#### Objective
Go through the listing and set it down exactly, leaving out its pictures.

#### Available data
·····
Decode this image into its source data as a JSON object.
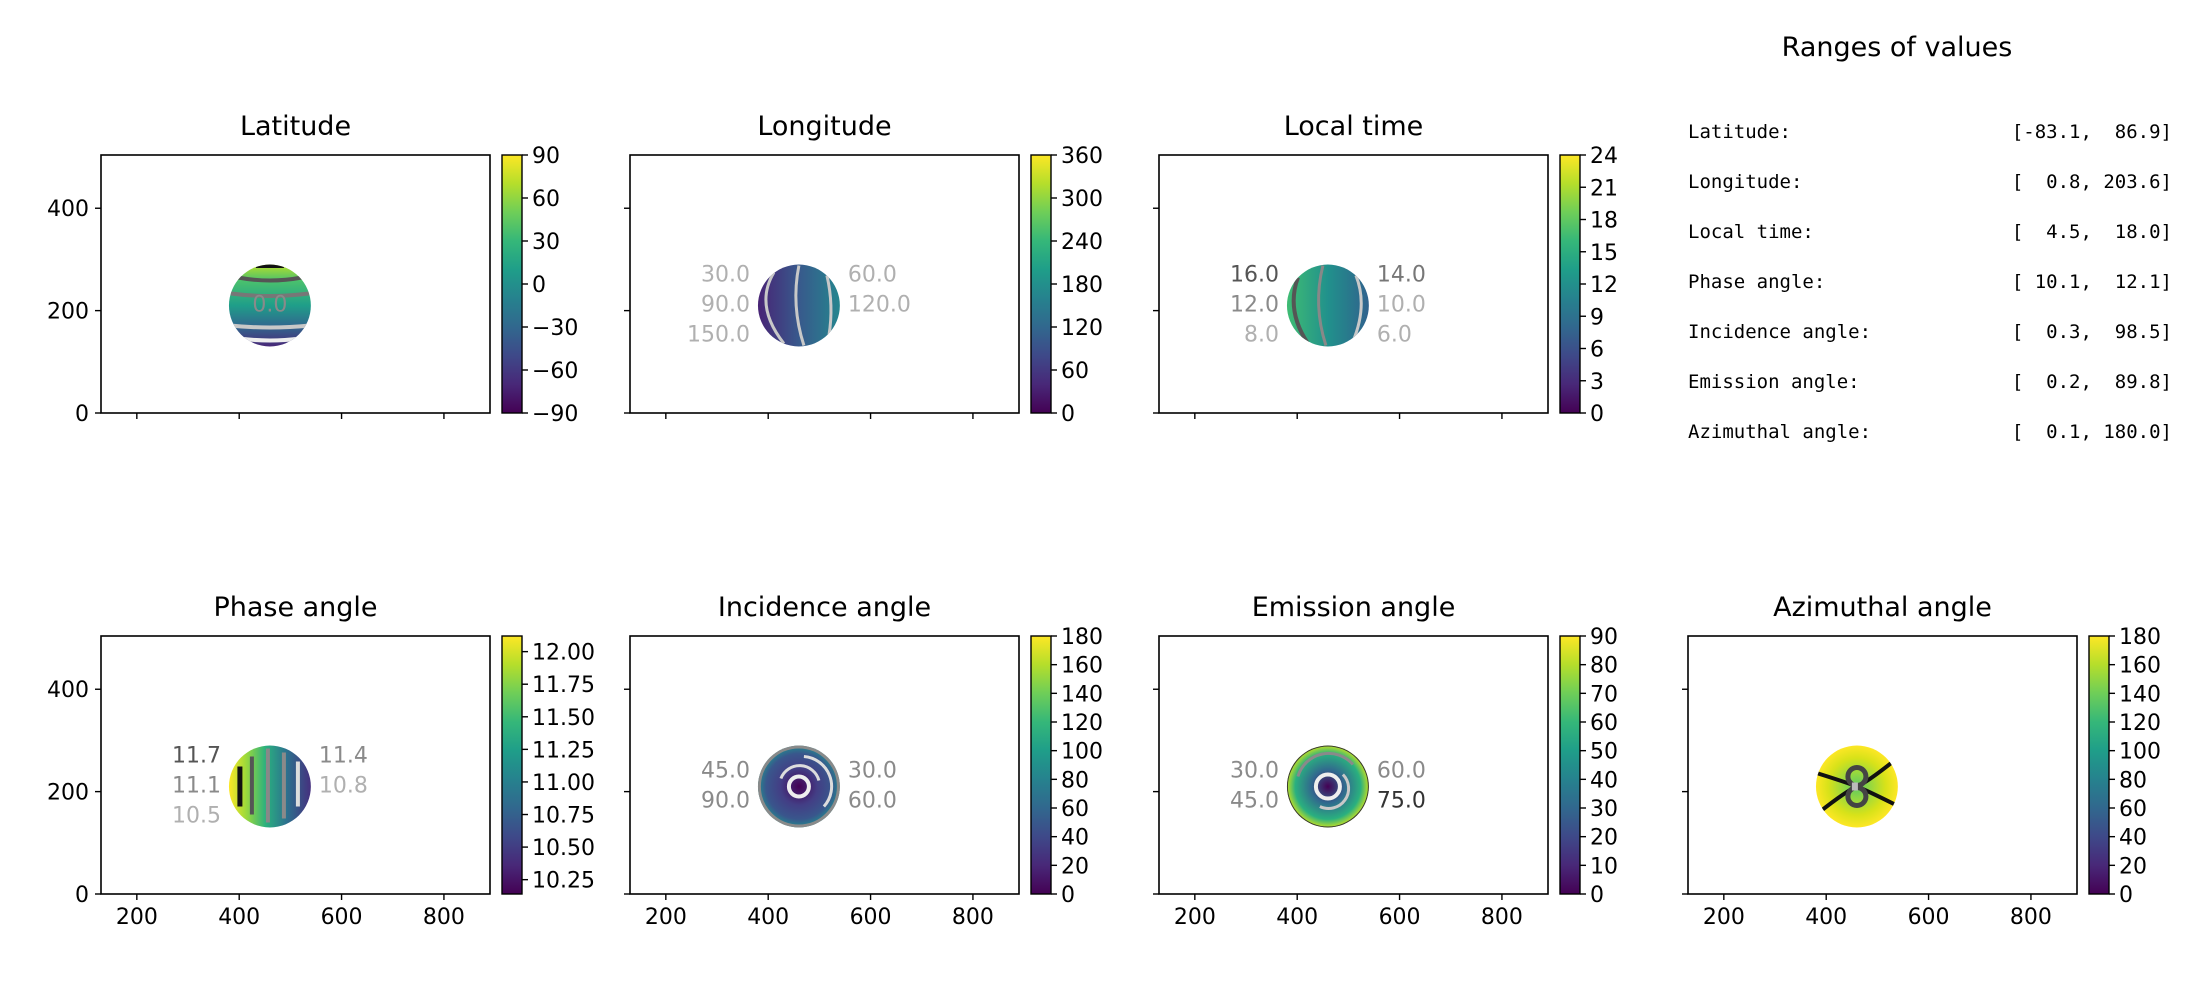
{
  "chart_data": {
    "type": "heatmap",
    "colormap": "viridis",
    "colors": [
      "#440154",
      "#482878",
      "#3e4989",
      "#31688e",
      "#26828e",
      "#1f9e89",
      "#35b779",
      "#6ece58",
      "#b5de2b",
      "#fde725"
    ],
    "xlim": [
      130,
      890
    ],
    "ylim": [
      0,
      504
    ],
    "xticks": [
      "200",
      "400",
      "600",
      "800"
    ],
    "xtick_values": [
      200,
      400,
      600,
      800
    ],
    "yticks": [
      "0",
      "200",
      "400"
    ],
    "ytick_values": [
      0,
      200,
      400
    ],
    "disc": {
      "cx": 460,
      "cy": 210,
      "r": 80
    },
    "panels": [
      {
        "title": "Latitude",
        "vmin": -90,
        "vmax": 90,
        "ticks": [
          -90,
          -60,
          -30,
          0,
          30,
          60,
          90
        ],
        "tick_labels": [
          "−90",
          "−60",
          "−30",
          "0",
          "30",
          "60",
          "90"
        ],
        "contour_labels": [
          "0.0"
        ]
      },
      {
        "title": "Longitude",
        "vmin": 0,
        "vmax": 360,
        "ticks": [
          0,
          60,
          120,
          180,
          240,
          300,
          360
        ],
        "tick_labels": [
          "0",
          "60",
          "120",
          "180",
          "240",
          "300",
          "360"
        ],
        "contour_labels": [
          "30.0",
          "60.0",
          "90.0",
          "120.0",
          "150.0"
        ]
      },
      {
        "title": "Local time",
        "vmin": 0,
        "vmax": 24,
        "ticks": [
          0,
          3,
          6,
          9,
          12,
          15,
          18,
          21,
          24
        ],
        "tick_labels": [
          "0",
          "3",
          "6",
          "9",
          "12",
          "15",
          "18",
          "21",
          "24"
        ],
        "contour_labels": [
          "16.0",
          "14.0",
          "12.0",
          "10.0",
          "8.0",
          "6.0"
        ]
      },
      {
        "title": "Phase angle",
        "vmin": 10.14,
        "vmax": 12.12,
        "ticks": [
          10.25,
          10.5,
          10.75,
          11.0,
          11.25,
          11.5,
          11.75,
          12.0
        ],
        "tick_labels": [
          "10.25",
          "10.50",
          "10.75",
          "11.00",
          "11.25",
          "11.50",
          "11.75",
          "12.00"
        ],
        "contour_labels": [
          "11.7",
          "11.4",
          "11.1",
          "10.8",
          "10.5"
        ]
      },
      {
        "title": "Incidence angle",
        "vmin": 0,
        "vmax": 180,
        "ticks": [
          0,
          20,
          40,
          60,
          80,
          100,
          120,
          140,
          160,
          180
        ],
        "tick_labels": [
          "0",
          "20",
          "40",
          "60",
          "80",
          "100",
          "120",
          "140",
          "160",
          "180"
        ],
        "contour_labels": [
          "45.0",
          "30.0",
          "90.0",
          "60.0"
        ]
      },
      {
        "title": "Emission angle",
        "vmin": 0,
        "vmax": 90,
        "ticks": [
          0,
          10,
          20,
          30,
          40,
          50,
          60,
          70,
          80,
          90
        ],
        "tick_labels": [
          "0",
          "10",
          "20",
          "30",
          "40",
          "50",
          "60",
          "70",
          "80",
          "90"
        ],
        "contour_labels": [
          "30.0",
          "60.0",
          "45.0",
          "75.0"
        ]
      },
      {
        "title": "Azimuthal angle",
        "vmin": 0,
        "vmax": 180,
        "ticks": [
          0,
          20,
          40,
          60,
          80,
          100,
          120,
          140,
          160,
          180
        ],
        "tick_labels": [
          "0",
          "20",
          "40",
          "60",
          "80",
          "100",
          "120",
          "140",
          "160",
          "180"
        ],
        "contour_labels": []
      }
    ],
    "ranges": {
      "title": "Ranges of values",
      "rows": [
        {
          "label": "Latitude:",
          "value": "[-83.1,  86.9]",
          "min": -83.1,
          "max": 86.9
        },
        {
          "label": "Longitude:",
          "value": "[  0.8, 203.6]",
          "min": 0.8,
          "max": 203.6
        },
        {
          "label": "Local time:",
          "value": "[  4.5,  18.0]",
          "min": 4.5,
          "max": 18.0
        },
        {
          "label": "Phase angle:",
          "value": "[ 10.1,  12.1]",
          "min": 10.1,
          "max": 12.1
        },
        {
          "label": "Incidence angle:",
          "value": "[  0.3,  98.5]",
          "min": 0.3,
          "max": 98.5
        },
        {
          "label": "Emission angle:",
          "value": "[  0.2,  89.8]",
          "min": 0.2,
          "max": 89.8
        },
        {
          "label": "Azimuthal angle:",
          "value": "[  0.1, 180.0]",
          "min": 0.1,
          "max": 180.0
        }
      ]
    }
  }
}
·····
#### Correct result
Decode this image into its source data as a JSON object.
{
  "chart_data": {
    "type": "heatmap",
    "colormap": "viridis",
    "colors": [
      "#440154",
      "#482878",
      "#3e4989",
      "#31688e",
      "#26828e",
      "#1f9e89",
      "#35b779",
      "#6ece58",
      "#b5de2b",
      "#fde725"
    ],
    "xlim": [
      130,
      890
    ],
    "ylim": [
      0,
      504
    ],
    "xticks": [
      "200",
      "400",
      "600",
      "800"
    ],
    "xtick_values": [
      200,
      400,
      600,
      800
    ],
    "yticks": [
      "0",
      "200",
      "400"
    ],
    "ytick_values": [
      0,
      200,
      400
    ],
    "disc": {
      "cx": 460,
      "cy": 210,
      "r": 80
    },
    "panels": [
      {
        "title": "Latitude",
        "vmin": -90,
        "vmax": 90,
        "ticks": [
          -90,
          -60,
          -30,
          0,
          30,
          60,
          90
        ],
        "tick_labels": [
          "−90",
          "−60",
          "−30",
          "0",
          "30",
          "60",
          "90"
        ],
        "contour_labels": [
          "0.0"
        ]
      },
      {
        "title": "Longitude",
        "vmin": 0,
        "vmax": 360,
        "ticks": [
          0,
          60,
          120,
          180,
          240,
          300,
          360
        ],
        "tick_labels": [
          "0",
          "60",
          "120",
          "180",
          "240",
          "300",
          "360"
        ],
        "contour_labels": [
          "30.0",
          "60.0",
          "90.0",
          "120.0",
          "150.0"
        ]
      },
      {
        "title": "Local time",
        "vmin": 0,
        "vmax": 24,
        "ticks": [
          0,
          3,
          6,
          9,
          12,
          15,
          18,
          21,
          24
        ],
        "tick_labels": [
          "0",
          "3",
          "6",
          "9",
          "12",
          "15",
          "18",
          "21",
          "24"
        ],
        "contour_labels": [
          "16.0",
          "14.0",
          "12.0",
          "10.0",
          "8.0",
          "6.0"
        ]
      },
      {
        "title": "Phase angle",
        "vmin": 10.14,
        "vmax": 12.12,
        "ticks": [
          10.25,
          10.5,
          10.75,
          11.0,
          11.25,
          11.5,
          11.75,
          12.0
        ],
        "tick_labels": [
          "10.25",
          "10.50",
          "10.75",
          "11.00",
          "11.25",
          "11.50",
          "11.75",
          "12.00"
        ],
        "contour_labels": [
          "11.7",
          "11.4",
          "11.1",
          "10.8",
          "10.5"
        ]
      },
      {
        "title": "Incidence angle",
        "vmin": 0,
        "vmax": 180,
        "ticks": [
          0,
          20,
          40,
          60,
          80,
          100,
          120,
          140,
          160,
          180
        ],
        "tick_labels": [
          "0",
          "20",
          "40",
          "60",
          "80",
          "100",
          "120",
          "140",
          "160",
          "180"
        ],
        "contour_labels": [
          "45.0",
          "30.0",
          "90.0",
          "60.0"
        ]
      },
      {
        "title": "Emission angle",
        "vmin": 0,
        "vmax": 90,
        "ticks": [
          0,
          10,
          20,
          30,
          40,
          50,
          60,
          70,
          80,
          90
        ],
        "tick_labels": [
          "0",
          "10",
          "20",
          "30",
          "40",
          "50",
          "60",
          "70",
          "80",
          "90"
        ],
        "contour_labels": [
          "30.0",
          "60.0",
          "45.0",
          "75.0"
        ]
      },
      {
        "title": "Azimuthal angle",
        "vmin": 0,
        "vmax": 180,
        "ticks": [
          0,
          20,
          40,
          60,
          80,
          100,
          120,
          140,
          160,
          180
        ],
        "tick_labels": [
          "0",
          "20",
          "40",
          "60",
          "80",
          "100",
          "120",
          "140",
          "160",
          "180"
        ],
        "contour_labels": []
      }
    ],
    "ranges": {
      "title": "Ranges of values",
      "rows": [
        {
          "label": "Latitude:",
          "value": "[-83.1,  86.9]",
          "min": -83.1,
          "max": 86.9
        },
        {
          "label": "Longitude:",
          "value": "[  0.8, 203.6]",
          "min": 0.8,
          "max": 203.6
        },
        {
          "label": "Local time:",
          "value": "[  4.5,  18.0]",
          "min": 4.5,
          "max": 18.0
        },
        {
          "label": "Phase angle:",
          "value": "[ 10.1,  12.1]",
          "min": 10.1,
          "max": 12.1
        },
        {
          "label": "Incidence angle:",
          "value": "[  0.3,  98.5]",
          "min": 0.3,
          "max": 98.5
        },
        {
          "label": "Emission angle:",
          "value": "[  0.2,  89.8]",
          "min": 0.2,
          "max": 89.8
        },
        {
          "label": "Azimuthal angle:",
          "value": "[  0.1, 180.0]",
          "min": 0.1,
          "max": 180.0
        }
      ]
    }
  }
}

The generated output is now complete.